▶ _LISTING_
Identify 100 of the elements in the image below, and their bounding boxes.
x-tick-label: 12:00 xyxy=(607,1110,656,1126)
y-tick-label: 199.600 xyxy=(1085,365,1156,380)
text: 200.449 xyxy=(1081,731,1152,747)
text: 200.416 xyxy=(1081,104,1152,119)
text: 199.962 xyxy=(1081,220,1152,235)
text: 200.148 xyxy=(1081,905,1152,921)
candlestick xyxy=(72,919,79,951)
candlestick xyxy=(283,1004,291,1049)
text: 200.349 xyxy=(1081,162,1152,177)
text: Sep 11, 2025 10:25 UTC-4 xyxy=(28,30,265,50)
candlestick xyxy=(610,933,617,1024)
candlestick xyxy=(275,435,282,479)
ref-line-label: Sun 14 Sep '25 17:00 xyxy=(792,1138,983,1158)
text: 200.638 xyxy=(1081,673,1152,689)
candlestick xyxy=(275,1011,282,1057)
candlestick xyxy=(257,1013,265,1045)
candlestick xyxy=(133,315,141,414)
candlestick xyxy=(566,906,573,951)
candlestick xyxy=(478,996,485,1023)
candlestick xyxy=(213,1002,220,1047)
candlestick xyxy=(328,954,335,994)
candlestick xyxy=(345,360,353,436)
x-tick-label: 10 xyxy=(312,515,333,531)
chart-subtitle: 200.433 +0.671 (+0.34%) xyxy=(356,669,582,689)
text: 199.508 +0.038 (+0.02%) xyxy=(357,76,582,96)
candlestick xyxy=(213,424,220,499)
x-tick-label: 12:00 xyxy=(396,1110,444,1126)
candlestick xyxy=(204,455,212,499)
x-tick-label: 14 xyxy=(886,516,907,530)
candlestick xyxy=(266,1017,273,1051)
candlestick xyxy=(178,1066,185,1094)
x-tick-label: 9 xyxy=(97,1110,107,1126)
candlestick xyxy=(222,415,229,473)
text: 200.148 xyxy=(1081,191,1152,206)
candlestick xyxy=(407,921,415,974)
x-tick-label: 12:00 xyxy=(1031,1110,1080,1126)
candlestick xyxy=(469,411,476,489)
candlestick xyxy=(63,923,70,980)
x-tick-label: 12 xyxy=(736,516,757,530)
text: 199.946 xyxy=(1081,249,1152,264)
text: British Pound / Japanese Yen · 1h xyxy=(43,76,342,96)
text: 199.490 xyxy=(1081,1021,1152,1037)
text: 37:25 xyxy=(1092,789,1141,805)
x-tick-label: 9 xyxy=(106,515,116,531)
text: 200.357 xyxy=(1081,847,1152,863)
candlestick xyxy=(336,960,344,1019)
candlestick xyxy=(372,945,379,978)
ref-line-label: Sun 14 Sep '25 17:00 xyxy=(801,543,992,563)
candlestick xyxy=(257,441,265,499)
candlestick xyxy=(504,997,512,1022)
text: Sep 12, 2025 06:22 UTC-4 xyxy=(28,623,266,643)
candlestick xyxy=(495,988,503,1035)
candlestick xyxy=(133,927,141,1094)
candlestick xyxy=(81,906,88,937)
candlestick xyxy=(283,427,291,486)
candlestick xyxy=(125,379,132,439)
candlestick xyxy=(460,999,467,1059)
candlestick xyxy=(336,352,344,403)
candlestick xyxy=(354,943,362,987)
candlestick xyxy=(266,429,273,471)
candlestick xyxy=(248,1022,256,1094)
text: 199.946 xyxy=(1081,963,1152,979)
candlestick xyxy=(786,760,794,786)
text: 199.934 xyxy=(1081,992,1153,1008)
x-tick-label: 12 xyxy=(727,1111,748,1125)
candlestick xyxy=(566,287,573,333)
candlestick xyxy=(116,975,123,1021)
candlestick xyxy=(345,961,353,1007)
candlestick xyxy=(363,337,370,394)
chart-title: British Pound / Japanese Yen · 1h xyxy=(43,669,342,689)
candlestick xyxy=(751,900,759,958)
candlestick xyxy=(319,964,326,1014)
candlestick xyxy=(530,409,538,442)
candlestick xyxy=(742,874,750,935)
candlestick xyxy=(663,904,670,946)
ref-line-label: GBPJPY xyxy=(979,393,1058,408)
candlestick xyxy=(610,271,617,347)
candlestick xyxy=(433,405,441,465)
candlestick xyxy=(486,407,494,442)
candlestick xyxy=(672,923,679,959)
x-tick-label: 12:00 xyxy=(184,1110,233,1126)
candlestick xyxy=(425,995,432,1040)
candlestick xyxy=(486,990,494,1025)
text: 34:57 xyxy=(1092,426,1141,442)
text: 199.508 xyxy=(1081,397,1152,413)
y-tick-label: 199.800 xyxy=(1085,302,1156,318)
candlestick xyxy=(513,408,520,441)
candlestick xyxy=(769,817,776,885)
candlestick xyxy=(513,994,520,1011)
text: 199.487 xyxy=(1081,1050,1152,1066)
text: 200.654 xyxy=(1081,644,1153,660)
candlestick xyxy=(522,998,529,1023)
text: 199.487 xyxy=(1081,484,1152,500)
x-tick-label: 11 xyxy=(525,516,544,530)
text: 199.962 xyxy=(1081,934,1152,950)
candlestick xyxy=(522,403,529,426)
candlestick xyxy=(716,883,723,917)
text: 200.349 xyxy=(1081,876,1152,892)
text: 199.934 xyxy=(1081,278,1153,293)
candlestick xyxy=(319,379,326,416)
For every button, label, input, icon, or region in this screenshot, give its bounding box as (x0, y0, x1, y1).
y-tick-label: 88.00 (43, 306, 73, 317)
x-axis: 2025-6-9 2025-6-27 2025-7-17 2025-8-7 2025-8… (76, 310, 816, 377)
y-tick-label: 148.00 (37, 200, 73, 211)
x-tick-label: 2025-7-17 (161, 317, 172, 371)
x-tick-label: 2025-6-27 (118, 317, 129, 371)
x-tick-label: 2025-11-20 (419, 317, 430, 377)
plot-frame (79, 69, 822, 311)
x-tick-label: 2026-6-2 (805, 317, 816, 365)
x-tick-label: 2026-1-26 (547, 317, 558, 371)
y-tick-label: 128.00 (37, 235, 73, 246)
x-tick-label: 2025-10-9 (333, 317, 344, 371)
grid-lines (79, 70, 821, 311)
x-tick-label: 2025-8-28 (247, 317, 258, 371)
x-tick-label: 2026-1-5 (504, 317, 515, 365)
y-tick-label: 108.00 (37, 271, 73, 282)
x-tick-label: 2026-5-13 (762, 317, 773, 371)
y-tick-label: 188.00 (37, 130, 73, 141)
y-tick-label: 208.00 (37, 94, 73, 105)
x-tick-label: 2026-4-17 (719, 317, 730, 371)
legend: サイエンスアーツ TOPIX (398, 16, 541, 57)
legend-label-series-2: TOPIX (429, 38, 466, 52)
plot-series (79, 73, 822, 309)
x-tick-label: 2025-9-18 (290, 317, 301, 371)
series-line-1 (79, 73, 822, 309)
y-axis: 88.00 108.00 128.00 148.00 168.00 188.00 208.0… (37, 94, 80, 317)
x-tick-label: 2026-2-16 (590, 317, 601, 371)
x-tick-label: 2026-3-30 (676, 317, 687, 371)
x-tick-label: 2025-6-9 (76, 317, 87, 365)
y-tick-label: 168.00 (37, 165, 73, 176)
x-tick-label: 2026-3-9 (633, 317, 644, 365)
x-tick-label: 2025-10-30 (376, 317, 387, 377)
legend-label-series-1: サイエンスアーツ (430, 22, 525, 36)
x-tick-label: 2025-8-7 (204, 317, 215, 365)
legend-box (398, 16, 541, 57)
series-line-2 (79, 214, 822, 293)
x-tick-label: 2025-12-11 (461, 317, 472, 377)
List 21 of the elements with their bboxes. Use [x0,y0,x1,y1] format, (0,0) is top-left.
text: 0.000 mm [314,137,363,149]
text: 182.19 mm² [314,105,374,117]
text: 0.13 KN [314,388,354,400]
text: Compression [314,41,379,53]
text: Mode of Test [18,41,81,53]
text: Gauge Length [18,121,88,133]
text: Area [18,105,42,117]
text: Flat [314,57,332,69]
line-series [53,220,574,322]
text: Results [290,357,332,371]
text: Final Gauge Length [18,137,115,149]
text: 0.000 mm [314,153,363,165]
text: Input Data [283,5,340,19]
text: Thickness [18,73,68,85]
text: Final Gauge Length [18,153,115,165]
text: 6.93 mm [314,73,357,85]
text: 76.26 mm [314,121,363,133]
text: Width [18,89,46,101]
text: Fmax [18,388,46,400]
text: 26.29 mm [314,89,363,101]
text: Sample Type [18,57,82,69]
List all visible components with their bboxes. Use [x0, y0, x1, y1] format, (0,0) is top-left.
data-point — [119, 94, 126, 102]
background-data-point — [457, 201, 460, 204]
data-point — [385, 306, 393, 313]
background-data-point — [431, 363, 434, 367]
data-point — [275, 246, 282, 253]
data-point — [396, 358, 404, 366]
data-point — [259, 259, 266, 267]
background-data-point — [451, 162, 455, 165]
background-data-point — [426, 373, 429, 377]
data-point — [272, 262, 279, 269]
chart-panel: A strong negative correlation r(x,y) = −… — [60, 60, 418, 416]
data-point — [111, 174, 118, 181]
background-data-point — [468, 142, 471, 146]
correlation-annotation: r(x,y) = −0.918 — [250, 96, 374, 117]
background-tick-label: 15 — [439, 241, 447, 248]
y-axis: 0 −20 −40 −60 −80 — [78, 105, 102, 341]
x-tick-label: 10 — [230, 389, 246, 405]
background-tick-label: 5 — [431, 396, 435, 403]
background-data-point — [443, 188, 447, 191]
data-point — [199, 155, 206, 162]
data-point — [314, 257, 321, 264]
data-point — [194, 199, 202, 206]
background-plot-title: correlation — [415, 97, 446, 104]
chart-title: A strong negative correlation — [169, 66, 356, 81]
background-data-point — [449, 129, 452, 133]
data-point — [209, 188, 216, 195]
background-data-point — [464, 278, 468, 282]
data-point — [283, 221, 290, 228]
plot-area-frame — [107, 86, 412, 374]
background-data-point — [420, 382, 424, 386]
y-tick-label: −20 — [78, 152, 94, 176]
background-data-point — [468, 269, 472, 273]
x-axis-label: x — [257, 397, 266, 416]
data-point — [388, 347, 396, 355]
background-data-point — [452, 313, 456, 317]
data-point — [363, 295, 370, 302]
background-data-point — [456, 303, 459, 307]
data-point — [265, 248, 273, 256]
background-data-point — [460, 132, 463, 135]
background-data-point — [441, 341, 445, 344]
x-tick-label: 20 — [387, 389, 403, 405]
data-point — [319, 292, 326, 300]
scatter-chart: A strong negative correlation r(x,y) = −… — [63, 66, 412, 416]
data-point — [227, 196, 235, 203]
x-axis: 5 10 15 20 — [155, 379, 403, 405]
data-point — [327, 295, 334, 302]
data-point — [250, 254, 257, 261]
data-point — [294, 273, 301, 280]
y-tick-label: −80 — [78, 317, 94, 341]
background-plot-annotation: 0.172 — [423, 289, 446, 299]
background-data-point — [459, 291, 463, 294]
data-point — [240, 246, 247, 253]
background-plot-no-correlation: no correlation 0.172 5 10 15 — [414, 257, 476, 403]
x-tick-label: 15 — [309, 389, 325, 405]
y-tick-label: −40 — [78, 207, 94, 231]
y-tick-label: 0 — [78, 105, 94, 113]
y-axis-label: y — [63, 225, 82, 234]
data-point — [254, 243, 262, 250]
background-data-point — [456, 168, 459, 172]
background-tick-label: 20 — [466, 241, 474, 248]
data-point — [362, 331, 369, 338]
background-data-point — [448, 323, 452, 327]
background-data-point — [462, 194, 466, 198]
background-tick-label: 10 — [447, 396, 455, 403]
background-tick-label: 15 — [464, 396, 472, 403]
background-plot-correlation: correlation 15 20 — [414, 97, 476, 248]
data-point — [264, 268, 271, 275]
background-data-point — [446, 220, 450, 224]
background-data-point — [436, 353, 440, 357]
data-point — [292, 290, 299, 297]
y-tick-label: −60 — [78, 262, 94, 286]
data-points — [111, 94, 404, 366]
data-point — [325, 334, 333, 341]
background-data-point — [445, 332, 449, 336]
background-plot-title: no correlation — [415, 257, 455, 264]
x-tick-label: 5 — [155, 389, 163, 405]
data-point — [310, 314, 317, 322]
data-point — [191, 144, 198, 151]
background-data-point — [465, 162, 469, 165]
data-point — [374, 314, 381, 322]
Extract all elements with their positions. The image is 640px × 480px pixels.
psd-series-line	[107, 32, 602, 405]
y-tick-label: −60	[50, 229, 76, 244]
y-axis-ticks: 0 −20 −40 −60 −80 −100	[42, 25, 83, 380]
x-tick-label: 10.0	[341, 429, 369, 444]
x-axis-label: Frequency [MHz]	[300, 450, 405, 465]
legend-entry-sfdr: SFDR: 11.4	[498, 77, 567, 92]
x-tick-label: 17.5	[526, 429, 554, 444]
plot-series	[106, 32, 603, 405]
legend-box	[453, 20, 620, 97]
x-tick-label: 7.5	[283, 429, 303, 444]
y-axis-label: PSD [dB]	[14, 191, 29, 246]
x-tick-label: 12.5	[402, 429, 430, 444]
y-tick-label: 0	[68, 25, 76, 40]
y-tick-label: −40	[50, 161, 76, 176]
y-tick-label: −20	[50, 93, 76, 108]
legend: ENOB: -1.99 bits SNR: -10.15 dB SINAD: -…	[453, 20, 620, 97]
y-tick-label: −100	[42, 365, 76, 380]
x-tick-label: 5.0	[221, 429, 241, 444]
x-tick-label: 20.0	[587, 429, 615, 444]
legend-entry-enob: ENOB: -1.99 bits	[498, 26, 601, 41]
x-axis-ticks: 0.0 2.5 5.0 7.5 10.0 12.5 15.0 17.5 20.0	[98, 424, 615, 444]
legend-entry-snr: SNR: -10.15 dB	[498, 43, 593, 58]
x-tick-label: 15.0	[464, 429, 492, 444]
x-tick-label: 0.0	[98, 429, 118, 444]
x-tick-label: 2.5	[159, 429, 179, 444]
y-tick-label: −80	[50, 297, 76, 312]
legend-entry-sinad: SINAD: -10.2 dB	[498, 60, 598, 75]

▶ _REQUEST_
Reproduce the lines of the material from its first line through the line holding "candlestick xyxy=(275,435,282,479)", inclusive.

▶ _SOLUTION FOR THIS EXERCISE_
Identify 100 of the elements in the image below, and their bounding boxes.
x-tick-label: 12:00 xyxy=(607,1110,656,1126)
y-tick-label: 199.600 xyxy=(1085,365,1156,380)
text: 200.449 xyxy=(1081,731,1152,747)
text: 200.416 xyxy=(1081,104,1152,119)
text: 199.962 xyxy=(1081,220,1152,235)
text: 200.148 xyxy=(1081,905,1152,921)
candlestick xyxy=(72,919,79,951)
candlestick xyxy=(283,1004,291,1049)
text: 200.349 xyxy=(1081,162,1152,177)
text: Sep 11, 2025 10:25 UTC-4 xyxy=(28,30,265,50)
candlestick xyxy=(610,933,617,1024)
candlestick xyxy=(275,435,282,479)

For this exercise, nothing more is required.